» **Goal**: Below is a listing. Gather each line of it that contains "right".

» **Excerpted records**:
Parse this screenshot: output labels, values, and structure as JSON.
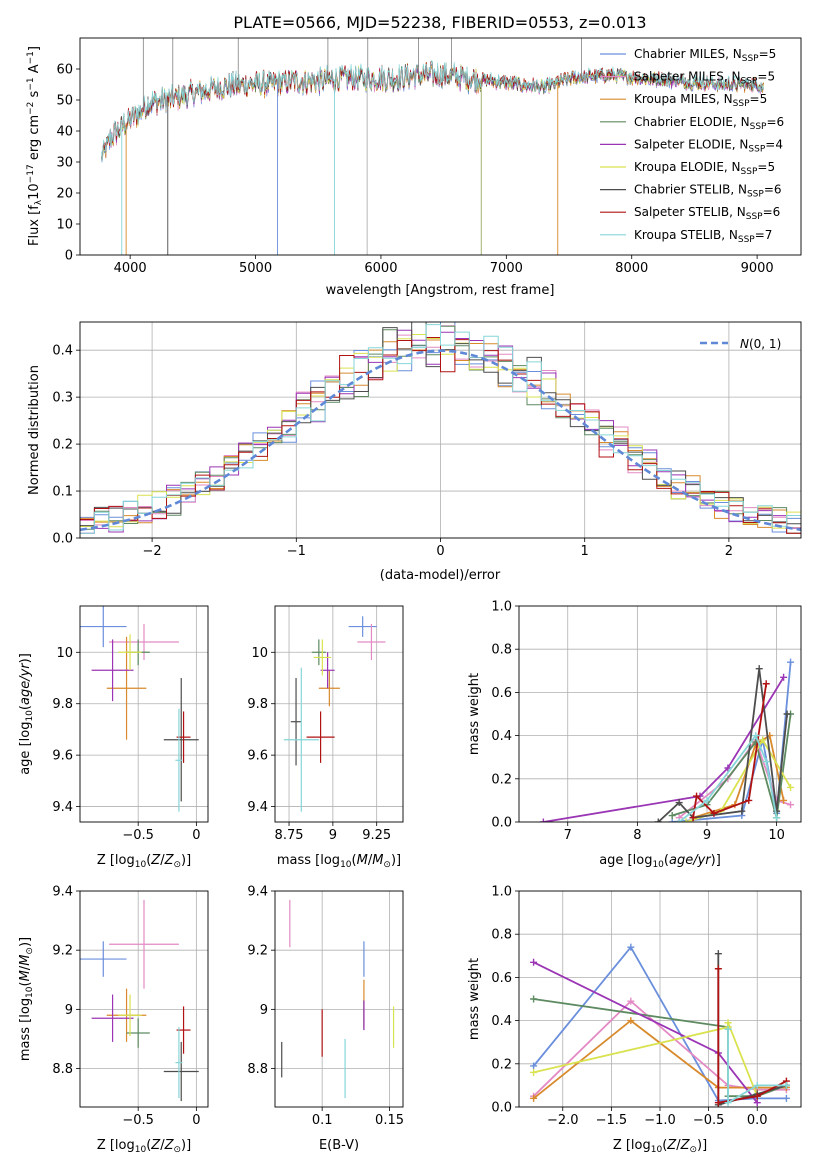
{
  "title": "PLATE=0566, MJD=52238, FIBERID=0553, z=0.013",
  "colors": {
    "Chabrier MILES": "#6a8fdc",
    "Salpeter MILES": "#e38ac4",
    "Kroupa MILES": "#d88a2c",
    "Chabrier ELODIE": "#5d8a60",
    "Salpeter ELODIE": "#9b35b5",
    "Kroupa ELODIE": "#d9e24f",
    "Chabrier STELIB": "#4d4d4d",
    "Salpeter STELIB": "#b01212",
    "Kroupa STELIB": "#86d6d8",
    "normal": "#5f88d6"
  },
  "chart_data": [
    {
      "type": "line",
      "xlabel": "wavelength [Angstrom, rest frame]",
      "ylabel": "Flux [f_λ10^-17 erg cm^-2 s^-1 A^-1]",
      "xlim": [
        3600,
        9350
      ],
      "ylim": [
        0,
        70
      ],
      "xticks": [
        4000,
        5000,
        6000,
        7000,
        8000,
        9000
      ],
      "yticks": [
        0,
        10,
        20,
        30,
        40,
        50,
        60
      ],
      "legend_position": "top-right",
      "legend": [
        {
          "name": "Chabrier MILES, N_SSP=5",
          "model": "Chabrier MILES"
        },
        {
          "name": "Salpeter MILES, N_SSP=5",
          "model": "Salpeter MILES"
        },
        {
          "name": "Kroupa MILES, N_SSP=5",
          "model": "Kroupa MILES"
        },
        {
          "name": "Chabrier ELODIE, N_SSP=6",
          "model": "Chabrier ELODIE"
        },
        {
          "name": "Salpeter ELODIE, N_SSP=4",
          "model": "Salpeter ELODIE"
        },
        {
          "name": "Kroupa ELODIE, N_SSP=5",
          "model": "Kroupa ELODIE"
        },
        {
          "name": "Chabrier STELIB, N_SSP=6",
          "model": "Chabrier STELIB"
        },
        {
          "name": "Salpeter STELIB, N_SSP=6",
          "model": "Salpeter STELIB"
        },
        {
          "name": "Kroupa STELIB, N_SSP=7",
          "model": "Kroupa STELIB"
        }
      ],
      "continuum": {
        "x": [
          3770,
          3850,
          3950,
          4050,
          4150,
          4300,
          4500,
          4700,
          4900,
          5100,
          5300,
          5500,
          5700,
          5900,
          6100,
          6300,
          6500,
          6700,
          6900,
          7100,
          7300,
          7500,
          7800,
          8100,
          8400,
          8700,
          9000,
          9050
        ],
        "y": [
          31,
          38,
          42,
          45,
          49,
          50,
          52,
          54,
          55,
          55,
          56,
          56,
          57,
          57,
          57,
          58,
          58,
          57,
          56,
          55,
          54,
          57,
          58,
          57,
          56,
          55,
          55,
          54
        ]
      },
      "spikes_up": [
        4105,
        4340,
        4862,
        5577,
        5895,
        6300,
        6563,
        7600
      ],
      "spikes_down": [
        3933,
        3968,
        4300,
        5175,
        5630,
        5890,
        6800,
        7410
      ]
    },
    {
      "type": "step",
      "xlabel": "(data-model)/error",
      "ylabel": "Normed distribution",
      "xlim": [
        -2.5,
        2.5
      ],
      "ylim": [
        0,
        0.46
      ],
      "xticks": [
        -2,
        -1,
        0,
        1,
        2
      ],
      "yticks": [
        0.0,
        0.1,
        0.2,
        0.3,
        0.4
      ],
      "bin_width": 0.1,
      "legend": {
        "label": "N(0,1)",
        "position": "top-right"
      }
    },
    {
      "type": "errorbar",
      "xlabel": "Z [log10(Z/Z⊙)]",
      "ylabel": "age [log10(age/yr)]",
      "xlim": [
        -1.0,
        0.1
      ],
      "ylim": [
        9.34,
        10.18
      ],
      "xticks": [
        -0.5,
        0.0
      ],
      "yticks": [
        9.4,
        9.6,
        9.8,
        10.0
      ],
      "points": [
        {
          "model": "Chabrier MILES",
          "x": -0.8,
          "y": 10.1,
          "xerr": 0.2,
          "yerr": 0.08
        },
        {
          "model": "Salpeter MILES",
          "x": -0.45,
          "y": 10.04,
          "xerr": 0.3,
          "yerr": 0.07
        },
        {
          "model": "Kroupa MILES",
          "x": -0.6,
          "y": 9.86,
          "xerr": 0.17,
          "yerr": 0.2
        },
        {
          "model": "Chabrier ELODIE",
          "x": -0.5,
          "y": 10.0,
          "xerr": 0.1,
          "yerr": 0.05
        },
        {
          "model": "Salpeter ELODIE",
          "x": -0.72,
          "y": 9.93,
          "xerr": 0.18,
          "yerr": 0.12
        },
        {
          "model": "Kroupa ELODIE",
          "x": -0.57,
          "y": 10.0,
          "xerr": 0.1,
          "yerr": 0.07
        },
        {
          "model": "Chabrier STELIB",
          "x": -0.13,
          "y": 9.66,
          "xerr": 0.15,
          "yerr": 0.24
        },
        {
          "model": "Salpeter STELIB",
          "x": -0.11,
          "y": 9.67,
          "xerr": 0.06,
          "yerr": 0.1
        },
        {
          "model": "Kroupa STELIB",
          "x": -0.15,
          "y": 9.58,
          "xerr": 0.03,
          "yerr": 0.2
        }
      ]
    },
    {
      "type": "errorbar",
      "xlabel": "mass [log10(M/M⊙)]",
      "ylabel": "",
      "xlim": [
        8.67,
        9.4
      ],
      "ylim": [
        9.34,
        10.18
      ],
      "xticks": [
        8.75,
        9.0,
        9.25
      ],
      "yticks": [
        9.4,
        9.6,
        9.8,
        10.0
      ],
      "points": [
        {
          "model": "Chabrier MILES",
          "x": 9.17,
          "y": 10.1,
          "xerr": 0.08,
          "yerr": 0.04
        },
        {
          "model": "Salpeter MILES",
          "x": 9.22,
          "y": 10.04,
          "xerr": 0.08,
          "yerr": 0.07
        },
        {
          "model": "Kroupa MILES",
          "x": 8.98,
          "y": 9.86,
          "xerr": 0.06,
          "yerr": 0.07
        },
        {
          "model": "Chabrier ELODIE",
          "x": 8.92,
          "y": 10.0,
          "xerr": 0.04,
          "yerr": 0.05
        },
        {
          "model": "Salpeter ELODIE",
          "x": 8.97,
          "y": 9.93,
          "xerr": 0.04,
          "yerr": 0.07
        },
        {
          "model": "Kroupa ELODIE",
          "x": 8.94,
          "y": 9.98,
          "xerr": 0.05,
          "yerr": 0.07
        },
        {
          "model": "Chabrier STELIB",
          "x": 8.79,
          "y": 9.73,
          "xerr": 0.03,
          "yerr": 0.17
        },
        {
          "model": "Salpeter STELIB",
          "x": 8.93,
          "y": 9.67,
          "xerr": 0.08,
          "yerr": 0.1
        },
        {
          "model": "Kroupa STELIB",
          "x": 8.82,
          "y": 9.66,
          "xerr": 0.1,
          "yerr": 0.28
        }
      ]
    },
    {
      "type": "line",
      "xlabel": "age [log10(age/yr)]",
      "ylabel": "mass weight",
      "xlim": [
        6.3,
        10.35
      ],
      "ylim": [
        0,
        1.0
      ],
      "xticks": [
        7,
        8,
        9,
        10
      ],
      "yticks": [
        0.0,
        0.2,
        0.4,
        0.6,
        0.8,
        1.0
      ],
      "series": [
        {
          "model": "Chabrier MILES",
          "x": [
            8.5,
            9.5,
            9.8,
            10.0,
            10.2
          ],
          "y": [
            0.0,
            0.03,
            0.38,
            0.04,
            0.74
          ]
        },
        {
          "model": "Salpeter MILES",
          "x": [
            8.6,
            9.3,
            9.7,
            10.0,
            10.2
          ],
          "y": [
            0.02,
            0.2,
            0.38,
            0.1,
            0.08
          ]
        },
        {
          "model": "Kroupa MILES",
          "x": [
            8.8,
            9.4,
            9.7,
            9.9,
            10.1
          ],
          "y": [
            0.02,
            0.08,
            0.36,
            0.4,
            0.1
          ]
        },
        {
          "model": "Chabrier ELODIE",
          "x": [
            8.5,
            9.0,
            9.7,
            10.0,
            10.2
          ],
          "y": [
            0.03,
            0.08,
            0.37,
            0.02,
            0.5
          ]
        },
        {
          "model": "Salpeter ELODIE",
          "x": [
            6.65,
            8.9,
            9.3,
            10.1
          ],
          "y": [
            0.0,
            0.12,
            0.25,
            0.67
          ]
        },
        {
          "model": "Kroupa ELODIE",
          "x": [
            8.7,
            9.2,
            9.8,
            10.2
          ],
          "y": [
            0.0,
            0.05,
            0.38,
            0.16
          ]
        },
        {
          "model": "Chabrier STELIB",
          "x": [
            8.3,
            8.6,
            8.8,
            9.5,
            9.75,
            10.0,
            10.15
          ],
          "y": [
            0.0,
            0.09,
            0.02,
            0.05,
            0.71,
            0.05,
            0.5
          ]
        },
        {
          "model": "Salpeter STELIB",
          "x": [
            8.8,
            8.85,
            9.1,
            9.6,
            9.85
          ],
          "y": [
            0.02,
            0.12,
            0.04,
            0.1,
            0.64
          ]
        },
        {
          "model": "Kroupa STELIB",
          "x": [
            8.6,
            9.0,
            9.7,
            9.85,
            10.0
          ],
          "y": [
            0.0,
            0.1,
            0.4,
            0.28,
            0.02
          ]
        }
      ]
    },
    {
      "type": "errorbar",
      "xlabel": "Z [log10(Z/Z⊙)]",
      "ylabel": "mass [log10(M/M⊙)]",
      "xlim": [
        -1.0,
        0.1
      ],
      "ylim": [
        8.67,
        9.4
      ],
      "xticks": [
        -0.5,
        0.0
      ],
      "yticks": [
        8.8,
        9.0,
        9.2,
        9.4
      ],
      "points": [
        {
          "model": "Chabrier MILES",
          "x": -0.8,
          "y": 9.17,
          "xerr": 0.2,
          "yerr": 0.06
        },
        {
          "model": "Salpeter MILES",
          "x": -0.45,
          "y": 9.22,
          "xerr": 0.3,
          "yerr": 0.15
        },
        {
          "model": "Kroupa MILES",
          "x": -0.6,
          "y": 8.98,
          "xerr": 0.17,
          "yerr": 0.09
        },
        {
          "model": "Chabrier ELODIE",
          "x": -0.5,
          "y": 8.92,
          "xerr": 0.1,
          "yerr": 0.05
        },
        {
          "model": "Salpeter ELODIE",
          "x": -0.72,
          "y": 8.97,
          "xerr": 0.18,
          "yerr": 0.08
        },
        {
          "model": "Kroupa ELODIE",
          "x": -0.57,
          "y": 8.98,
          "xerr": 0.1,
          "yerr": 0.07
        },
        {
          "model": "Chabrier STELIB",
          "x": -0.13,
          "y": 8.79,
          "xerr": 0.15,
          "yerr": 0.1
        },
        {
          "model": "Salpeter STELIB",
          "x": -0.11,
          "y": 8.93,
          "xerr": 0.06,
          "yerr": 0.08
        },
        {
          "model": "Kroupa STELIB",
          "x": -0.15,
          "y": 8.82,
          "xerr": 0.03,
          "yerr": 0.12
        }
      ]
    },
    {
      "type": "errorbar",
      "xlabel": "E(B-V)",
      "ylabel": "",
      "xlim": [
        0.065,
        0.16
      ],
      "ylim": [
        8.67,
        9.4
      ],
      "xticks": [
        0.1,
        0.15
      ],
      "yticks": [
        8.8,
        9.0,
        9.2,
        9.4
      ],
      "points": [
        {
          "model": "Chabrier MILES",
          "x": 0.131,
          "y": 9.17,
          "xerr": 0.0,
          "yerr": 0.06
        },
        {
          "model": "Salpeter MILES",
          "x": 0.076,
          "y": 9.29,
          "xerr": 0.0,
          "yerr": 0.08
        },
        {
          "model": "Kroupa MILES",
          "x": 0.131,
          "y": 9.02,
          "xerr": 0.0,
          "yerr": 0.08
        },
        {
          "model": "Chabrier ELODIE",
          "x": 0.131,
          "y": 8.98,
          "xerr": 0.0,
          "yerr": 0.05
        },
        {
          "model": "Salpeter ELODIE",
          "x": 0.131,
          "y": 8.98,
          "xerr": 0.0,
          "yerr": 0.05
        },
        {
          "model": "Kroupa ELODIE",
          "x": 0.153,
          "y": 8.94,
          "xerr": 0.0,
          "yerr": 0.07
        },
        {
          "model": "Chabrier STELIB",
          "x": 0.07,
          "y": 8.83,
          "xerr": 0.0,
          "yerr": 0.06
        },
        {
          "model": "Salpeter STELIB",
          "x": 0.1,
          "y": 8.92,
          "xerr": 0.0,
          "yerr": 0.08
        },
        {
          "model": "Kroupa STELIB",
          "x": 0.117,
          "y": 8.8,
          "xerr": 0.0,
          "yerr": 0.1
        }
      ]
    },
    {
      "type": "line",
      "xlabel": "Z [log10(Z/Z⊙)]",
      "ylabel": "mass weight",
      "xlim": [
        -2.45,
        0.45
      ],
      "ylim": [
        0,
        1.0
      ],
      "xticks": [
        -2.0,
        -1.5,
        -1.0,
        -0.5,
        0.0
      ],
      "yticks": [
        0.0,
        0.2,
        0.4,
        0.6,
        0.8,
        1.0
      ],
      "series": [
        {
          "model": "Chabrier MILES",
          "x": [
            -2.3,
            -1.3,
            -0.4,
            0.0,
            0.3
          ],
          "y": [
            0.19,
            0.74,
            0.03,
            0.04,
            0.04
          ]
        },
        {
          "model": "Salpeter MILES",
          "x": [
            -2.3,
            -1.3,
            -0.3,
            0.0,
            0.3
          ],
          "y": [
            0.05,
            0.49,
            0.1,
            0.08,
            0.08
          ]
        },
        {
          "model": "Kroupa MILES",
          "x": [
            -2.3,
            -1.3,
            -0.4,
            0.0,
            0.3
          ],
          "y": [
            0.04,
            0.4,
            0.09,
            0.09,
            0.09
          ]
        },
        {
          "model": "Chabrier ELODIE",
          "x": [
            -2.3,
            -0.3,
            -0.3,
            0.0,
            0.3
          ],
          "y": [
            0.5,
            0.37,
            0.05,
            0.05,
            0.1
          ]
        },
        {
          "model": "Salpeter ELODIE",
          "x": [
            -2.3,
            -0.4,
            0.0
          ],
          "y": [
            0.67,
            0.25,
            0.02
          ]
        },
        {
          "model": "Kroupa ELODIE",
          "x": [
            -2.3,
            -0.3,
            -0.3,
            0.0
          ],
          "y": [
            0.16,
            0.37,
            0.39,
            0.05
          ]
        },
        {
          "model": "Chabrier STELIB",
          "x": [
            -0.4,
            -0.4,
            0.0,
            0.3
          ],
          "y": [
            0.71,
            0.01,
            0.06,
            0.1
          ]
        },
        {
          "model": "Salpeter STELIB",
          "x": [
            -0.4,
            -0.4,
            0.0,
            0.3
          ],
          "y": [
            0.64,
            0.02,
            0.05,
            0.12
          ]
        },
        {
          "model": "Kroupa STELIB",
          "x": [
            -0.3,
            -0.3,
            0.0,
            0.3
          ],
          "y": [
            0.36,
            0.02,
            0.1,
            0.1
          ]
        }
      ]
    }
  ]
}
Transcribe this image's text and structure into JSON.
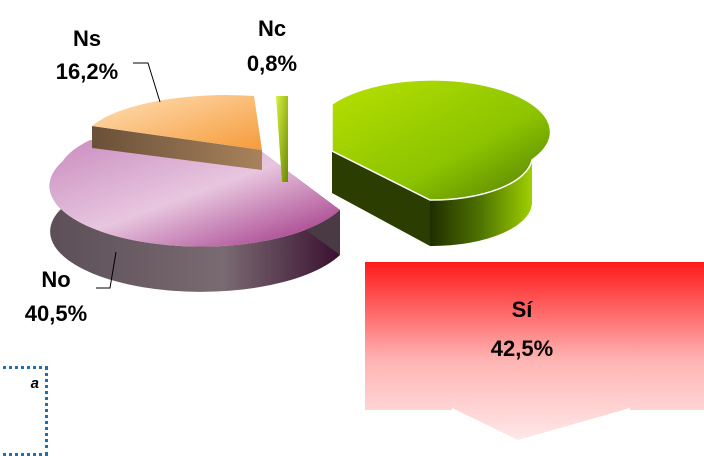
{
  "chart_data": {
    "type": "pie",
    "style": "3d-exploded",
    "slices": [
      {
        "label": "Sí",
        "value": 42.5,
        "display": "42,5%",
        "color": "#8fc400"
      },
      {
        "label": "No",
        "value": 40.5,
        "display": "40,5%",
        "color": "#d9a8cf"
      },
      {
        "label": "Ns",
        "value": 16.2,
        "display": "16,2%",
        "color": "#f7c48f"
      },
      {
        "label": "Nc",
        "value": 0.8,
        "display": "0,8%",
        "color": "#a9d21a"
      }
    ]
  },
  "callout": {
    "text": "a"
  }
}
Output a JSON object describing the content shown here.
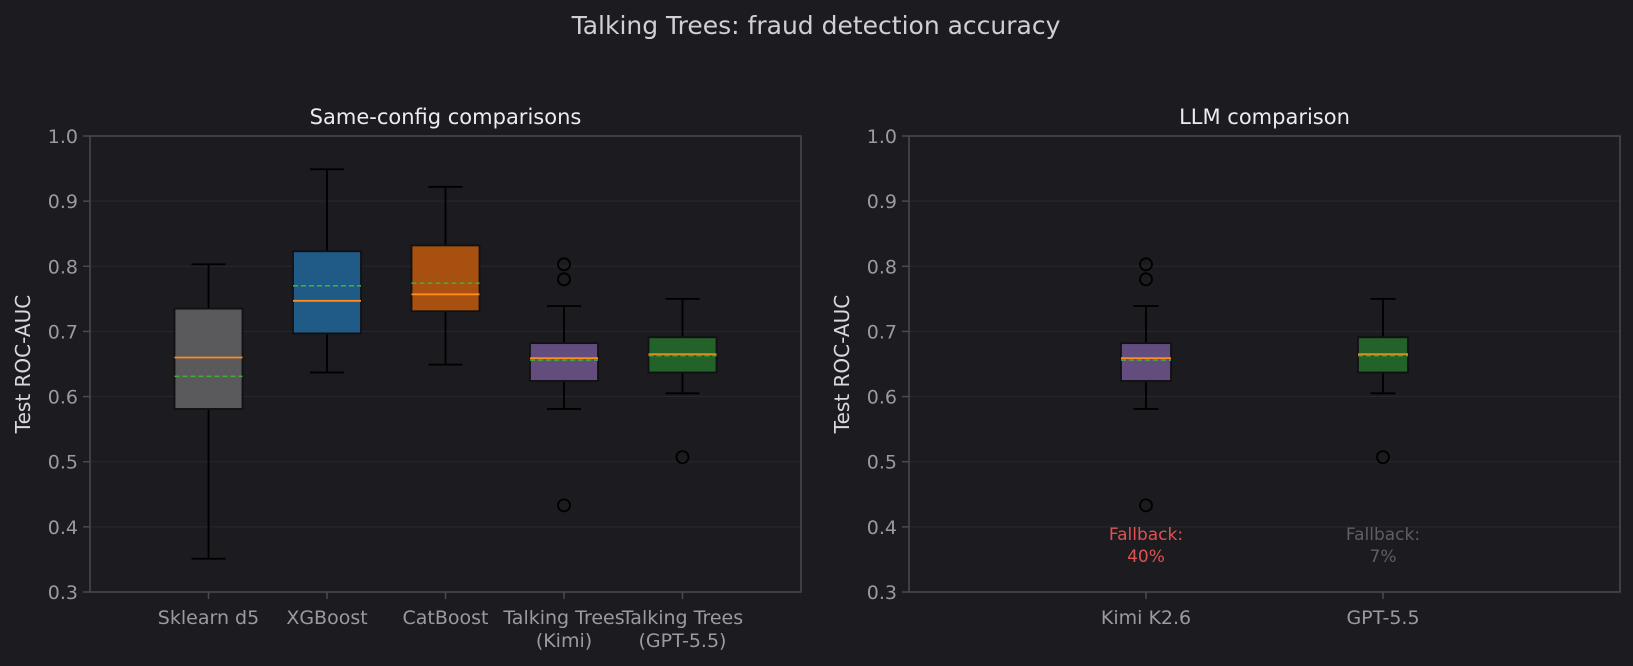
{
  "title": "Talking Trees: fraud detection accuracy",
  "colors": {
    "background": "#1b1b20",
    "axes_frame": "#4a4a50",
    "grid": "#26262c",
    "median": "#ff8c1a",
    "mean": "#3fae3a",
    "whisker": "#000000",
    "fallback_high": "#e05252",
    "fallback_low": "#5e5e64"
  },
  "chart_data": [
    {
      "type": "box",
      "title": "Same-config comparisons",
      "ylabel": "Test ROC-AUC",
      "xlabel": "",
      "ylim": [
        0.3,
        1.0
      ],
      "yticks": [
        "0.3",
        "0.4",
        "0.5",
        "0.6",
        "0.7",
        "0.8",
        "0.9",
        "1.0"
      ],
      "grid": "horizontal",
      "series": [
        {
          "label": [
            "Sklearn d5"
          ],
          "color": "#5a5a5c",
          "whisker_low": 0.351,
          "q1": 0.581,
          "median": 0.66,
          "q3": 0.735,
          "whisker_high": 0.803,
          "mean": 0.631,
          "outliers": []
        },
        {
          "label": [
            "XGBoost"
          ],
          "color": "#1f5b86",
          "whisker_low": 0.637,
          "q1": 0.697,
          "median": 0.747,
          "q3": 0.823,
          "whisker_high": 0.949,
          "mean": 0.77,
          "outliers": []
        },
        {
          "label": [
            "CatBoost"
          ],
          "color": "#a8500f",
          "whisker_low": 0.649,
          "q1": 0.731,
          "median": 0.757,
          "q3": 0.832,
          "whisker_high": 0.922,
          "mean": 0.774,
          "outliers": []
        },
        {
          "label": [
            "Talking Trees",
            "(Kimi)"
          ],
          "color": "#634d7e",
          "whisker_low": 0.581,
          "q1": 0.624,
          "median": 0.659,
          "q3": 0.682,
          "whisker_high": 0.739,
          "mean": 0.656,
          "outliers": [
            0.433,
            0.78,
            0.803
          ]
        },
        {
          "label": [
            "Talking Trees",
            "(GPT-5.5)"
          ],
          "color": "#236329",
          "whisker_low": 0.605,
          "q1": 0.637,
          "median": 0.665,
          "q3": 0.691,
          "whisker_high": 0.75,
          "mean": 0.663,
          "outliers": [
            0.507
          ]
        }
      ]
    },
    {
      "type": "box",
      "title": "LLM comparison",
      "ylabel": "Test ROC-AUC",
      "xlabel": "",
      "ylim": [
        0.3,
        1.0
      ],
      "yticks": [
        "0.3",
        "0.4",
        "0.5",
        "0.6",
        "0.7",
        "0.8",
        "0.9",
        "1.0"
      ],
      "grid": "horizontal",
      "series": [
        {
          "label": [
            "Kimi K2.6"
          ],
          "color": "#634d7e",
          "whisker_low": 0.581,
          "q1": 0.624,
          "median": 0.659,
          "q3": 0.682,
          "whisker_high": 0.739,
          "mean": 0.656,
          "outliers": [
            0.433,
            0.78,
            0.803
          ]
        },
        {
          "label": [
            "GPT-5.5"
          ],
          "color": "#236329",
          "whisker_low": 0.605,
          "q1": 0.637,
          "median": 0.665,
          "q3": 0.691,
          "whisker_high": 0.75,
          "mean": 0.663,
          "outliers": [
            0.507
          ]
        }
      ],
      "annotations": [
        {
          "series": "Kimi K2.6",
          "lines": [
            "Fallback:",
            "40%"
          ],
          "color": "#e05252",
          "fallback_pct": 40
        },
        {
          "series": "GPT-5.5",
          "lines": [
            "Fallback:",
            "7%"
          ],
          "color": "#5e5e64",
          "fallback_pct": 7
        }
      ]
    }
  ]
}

» **Completed task**:
      "legend_position": "top-right",
        "position": "top-right"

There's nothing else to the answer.